## Required task
Pull out every line containing the string "правах".

* * * * *

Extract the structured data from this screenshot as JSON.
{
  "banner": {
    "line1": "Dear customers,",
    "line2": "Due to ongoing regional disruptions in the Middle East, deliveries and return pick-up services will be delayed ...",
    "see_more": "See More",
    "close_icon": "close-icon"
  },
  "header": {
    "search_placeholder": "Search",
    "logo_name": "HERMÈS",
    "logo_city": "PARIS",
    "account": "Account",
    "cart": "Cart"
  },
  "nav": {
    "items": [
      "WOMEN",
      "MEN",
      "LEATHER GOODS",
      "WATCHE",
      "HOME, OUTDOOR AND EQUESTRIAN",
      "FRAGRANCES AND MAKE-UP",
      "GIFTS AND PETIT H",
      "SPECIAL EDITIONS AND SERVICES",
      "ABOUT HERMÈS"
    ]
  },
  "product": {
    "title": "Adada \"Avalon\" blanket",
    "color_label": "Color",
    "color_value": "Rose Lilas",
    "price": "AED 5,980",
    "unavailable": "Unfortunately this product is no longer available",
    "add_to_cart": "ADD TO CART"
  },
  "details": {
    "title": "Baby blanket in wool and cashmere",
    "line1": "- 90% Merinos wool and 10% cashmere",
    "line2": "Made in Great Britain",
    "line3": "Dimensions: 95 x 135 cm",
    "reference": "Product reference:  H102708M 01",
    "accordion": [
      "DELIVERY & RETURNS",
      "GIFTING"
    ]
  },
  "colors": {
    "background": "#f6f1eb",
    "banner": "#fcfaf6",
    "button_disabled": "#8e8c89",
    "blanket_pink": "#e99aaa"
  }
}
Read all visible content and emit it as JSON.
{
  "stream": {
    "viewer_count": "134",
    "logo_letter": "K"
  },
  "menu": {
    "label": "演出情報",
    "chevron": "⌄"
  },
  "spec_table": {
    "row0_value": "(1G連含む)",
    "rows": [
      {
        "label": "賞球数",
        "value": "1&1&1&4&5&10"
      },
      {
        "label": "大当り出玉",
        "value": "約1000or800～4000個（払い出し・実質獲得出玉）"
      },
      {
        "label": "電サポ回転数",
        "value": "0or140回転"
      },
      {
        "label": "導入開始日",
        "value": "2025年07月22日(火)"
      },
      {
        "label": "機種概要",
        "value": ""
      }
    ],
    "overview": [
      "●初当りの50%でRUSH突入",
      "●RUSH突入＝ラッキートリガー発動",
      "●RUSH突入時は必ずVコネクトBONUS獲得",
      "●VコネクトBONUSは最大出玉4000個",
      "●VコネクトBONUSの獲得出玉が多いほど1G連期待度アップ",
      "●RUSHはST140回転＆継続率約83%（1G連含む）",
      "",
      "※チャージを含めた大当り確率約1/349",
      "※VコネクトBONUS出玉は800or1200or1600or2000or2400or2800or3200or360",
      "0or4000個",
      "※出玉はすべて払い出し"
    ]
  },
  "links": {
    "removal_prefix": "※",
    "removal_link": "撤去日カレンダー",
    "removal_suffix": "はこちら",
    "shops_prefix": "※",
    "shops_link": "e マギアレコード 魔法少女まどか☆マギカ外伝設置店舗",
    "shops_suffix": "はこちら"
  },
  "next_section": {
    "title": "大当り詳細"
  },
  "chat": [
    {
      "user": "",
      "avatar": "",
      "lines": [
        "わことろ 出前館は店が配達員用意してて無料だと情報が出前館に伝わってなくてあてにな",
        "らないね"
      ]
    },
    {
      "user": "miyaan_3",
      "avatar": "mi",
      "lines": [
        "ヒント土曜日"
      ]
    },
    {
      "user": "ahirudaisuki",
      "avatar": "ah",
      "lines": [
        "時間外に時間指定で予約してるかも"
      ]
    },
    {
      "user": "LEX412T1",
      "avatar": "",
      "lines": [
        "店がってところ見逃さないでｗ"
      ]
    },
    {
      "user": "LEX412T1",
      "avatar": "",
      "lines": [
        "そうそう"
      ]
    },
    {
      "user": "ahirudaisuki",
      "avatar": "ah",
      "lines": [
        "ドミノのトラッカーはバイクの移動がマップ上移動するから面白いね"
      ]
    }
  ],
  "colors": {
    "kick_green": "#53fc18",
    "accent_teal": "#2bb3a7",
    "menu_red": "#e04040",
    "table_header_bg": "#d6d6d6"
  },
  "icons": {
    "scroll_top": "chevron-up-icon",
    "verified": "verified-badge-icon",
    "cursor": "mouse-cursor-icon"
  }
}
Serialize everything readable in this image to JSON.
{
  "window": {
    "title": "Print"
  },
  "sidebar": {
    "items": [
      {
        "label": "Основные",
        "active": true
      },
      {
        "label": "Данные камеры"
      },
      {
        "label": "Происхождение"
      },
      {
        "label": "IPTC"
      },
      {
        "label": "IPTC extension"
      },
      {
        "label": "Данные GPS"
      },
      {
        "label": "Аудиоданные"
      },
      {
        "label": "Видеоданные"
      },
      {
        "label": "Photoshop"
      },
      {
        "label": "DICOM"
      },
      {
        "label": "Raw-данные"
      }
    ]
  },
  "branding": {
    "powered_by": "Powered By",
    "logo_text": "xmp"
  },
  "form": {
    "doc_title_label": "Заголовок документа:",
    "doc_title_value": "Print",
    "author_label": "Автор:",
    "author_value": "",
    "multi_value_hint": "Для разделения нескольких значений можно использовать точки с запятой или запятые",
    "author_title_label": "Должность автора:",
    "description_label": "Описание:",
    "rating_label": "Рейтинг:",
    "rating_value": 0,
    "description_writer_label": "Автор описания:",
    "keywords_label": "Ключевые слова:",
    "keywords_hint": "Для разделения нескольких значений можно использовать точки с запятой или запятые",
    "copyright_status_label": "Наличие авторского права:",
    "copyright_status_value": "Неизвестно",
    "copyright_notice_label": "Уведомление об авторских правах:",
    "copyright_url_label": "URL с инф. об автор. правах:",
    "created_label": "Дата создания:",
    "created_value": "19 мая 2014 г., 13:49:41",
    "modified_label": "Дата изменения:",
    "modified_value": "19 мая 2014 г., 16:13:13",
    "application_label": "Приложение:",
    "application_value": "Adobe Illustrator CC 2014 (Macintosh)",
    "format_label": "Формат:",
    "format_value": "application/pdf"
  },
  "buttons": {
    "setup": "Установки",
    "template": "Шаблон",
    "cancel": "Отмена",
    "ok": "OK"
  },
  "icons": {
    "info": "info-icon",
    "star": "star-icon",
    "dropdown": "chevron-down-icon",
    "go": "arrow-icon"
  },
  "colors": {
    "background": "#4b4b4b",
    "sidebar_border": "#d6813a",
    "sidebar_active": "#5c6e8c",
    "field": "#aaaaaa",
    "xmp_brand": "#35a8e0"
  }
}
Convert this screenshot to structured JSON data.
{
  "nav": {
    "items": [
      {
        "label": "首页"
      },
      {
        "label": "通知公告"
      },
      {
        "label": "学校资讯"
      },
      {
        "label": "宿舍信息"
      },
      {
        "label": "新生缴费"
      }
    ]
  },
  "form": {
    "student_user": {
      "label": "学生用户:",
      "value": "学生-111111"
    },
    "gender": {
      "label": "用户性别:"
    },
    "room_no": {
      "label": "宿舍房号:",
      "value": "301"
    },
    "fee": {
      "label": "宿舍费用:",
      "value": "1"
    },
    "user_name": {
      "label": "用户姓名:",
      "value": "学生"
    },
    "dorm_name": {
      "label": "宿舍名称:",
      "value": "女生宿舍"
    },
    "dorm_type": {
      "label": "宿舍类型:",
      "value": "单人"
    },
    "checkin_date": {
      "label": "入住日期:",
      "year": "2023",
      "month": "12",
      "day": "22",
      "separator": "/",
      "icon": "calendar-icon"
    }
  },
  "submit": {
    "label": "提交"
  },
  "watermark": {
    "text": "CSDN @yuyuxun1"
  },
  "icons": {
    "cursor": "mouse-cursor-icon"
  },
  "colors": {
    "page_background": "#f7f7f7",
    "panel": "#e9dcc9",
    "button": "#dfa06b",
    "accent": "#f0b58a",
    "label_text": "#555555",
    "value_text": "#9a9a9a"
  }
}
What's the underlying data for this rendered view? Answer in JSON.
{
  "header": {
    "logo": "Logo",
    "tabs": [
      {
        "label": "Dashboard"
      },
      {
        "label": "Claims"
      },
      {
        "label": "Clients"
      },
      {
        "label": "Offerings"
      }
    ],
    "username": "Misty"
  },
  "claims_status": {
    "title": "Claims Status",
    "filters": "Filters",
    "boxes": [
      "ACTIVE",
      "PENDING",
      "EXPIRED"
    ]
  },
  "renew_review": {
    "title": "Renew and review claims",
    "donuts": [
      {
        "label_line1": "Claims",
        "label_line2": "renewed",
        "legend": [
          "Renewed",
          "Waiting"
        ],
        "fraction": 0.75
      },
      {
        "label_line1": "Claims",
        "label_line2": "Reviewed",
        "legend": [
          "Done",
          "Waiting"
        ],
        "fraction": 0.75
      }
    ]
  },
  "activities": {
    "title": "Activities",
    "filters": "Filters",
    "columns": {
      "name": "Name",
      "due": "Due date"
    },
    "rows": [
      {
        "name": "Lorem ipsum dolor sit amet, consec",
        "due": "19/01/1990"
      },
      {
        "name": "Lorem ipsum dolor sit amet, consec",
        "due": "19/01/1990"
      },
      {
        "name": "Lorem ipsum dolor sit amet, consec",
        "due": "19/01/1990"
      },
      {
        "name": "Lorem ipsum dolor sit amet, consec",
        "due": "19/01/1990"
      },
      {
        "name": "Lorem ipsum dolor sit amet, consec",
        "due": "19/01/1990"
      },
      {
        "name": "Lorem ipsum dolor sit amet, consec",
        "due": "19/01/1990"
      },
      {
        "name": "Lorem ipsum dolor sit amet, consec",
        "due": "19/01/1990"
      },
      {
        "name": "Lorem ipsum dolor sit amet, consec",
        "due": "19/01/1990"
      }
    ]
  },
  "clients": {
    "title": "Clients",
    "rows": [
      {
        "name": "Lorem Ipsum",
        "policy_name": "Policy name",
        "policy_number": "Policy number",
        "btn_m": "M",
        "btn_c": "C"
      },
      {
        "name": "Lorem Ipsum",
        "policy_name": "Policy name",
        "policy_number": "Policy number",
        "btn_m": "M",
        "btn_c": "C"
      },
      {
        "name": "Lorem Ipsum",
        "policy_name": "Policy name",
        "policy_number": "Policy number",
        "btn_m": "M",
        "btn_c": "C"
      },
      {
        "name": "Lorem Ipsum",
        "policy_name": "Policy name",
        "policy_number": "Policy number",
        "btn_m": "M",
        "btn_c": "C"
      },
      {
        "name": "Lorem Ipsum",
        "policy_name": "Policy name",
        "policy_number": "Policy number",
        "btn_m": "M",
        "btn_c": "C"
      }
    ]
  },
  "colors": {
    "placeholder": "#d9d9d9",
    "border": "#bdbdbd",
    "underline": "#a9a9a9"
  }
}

* * * * *

## Correct output
    "copyright_notice_label": "Уведомление об авторских правах:",
    "copyright_url_label": "URL с инф. об автор. правах:",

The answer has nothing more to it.